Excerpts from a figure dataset
* * *

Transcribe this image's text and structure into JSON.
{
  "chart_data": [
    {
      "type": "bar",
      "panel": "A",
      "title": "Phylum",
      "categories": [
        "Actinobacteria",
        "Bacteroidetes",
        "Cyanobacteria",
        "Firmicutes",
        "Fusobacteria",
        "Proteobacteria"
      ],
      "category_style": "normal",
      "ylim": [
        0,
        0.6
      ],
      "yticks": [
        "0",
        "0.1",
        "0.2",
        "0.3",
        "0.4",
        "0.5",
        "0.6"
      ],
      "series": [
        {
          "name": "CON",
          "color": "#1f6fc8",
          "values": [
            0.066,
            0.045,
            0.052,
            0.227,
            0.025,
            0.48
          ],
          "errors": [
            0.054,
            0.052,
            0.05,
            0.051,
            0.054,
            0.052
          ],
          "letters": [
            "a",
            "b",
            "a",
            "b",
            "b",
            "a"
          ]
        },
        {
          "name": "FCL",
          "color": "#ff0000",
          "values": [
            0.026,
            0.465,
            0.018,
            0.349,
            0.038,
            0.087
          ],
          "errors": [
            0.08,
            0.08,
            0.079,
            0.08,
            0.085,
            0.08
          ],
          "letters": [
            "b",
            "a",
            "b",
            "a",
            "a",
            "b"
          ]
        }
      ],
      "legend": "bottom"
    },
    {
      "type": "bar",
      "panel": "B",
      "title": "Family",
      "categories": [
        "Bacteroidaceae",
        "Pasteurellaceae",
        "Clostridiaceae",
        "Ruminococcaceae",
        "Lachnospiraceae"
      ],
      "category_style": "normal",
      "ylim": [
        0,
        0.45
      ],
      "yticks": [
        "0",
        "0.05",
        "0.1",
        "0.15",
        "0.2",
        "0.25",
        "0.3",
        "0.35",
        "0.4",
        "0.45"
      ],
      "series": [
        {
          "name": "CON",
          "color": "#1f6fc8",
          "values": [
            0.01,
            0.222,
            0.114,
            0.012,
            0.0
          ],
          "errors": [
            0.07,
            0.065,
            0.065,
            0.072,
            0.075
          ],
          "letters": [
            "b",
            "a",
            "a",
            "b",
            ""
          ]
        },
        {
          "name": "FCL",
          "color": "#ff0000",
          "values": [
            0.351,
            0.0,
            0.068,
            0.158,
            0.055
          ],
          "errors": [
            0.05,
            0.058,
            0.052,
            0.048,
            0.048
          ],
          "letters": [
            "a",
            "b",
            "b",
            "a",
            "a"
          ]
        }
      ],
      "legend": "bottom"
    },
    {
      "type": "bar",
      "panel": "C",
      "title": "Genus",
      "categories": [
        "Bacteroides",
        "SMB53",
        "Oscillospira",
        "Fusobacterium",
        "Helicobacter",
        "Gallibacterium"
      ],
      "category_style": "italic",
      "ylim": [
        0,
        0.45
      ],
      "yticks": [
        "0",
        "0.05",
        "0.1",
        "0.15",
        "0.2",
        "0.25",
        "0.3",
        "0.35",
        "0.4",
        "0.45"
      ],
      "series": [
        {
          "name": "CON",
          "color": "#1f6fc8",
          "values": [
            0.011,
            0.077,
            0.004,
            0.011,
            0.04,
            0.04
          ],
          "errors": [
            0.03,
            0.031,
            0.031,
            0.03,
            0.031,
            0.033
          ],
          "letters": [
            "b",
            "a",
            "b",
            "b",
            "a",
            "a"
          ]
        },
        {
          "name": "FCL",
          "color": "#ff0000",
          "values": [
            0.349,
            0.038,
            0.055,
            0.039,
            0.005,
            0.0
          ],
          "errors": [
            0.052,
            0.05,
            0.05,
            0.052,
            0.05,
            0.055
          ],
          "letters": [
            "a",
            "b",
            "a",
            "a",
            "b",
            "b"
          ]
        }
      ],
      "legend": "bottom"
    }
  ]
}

* * *

> TASK INSTRUCTIONS
Copy the records. Each line should match exactly.

> ANSWER BOX
Transcribe this image's text and structure into JSON.
{
  "chart_data": [
    {
      "type": "bar",
      "panel": "A",
      "title": "Phylum",
      "categories": [
        "Actinobacteria",
        "Bacteroidetes",
        "Cyanobacteria",
        "Firmicutes",
        "Fusobacteria",
        "Proteobacteria"
      ],
      "category_style": "normal",
      "ylim": [
        0,
        0.6
      ],
      "yticks": [
        "0",
        "0.1",
        "0.2",
        "0.3",
        "0.4",
        "0.5",
        "0.6"
      ],
      "series": [
        {
          "name": "CON",
          "color": "#1f6fc8",
          "values": [
            0.066,
            0.045,
            0.052,
            0.227,
            0.025,
            0.48
          ],
          "errors": [
            0.054,
            0.052,
            0.05,
            0.051,
            0.054,
            0.052
          ],
          "letters": [
            "a",
            "b",
            "a",
            "b",
            "b",
            "a"
          ]
        },
        {
          "name": "FCL",
          "color": "#ff0000",
          "values": [
            0.026,
            0.465,
            0.018,
            0.349,
            0.038,
            0.087
          ],
          "errors": [
            0.08,
            0.08,
            0.079,
            0.08,
            0.085,
            0.08
          ],
          "letters": [
            "b",
            "a",
            "b",
            "a",
            "a",
            "b"
          ]
        }
      ],
      "legend": "bottom"
    },
    {
      "type": "bar",
      "panel": "B",
      "title": "Family",
      "categories": [
        "Bacteroidaceae",
        "Pasteurellaceae",
        "Clostridiaceae",
        "Ruminococcaceae",
        "Lachnospiraceae"
      ],
      "category_style": "normal",
      "ylim": [
        0,
        0.45
      ],
      "yticks": [
        "0",
        "0.05",
        "0.1",
        "0.15",
        "0.2",
        "0.25",
        "0.3",
        "0.35",
        "0.4",
        "0.45"
      ],
      "series": [
        {
          "name": "CON",
          "color": "#1f6fc8",
          "values": [
            0.01,
            0.222,
            0.114,
            0.012,
            0.0
          ],
          "errors": [
            0.07,
            0.065,
            0.065,
            0.072,
            0.075
          ],
          "letters": [
            "b",
            "a",
            "a",
            "b",
            ""
          ]
        },
        {
          "name": "FCL",
          "color": "#ff0000",
          "values": [
            0.351,
            0.0,
            0.068,
            0.158,
            0.055
          ],
          "errors": [
            0.05,
            0.058,
            0.052,
            0.048,
            0.048
          ],
          "letters": [
            "a",
            "b",
            "b",
            "a",
            "a"
          ]
        }
      ],
      "legend": "bottom"
    },
    {
      "type": "bar",
      "panel": "C",
      "title": "Genus",
      "categories": [
        "Bacteroides",
        "SMB53",
        "Oscillospira",
        "Fusobacterium",
        "Helicobacter",
        "Gallibacterium"
      ],
      "category_style": "italic",
      "ylim": [
        0,
        0.45
      ],
      "yticks": [
        "0",
        "0.05",
        "0.1",
        "0.15",
        "0.2",
        "0.25",
        "0.3",
        "0.35",
        "0.4",
        "0.45"
      ],
      "series": [
        {
          "name": "CON",
          "color": "#1f6fc8",
          "values": [
            0.011,
            0.077,
            0.004,
            0.011,
            0.04,
            0.04
          ],
          "errors": [
            0.03,
            0.031,
            0.031,
            0.03,
            0.031,
            0.033
          ],
          "letters": [
            "b",
            "a",
            "b",
            "b",
            "a",
            "a"
          ]
        },
        {
          "name": "FCL",
          "color": "#ff0000",
          "values": [
            0.349,
            0.038,
            0.055,
            0.039,
            0.005,
            0.0
          ],
          "errors": [
            0.052,
            0.05,
            0.05,
            0.052,
            0.05,
            0.055
          ],
          "letters": [
            "a",
            "b",
            "a",
            "a",
            "b",
            "b"
          ]
        }
      ],
      "legend": "bottom"
    }
  ]
}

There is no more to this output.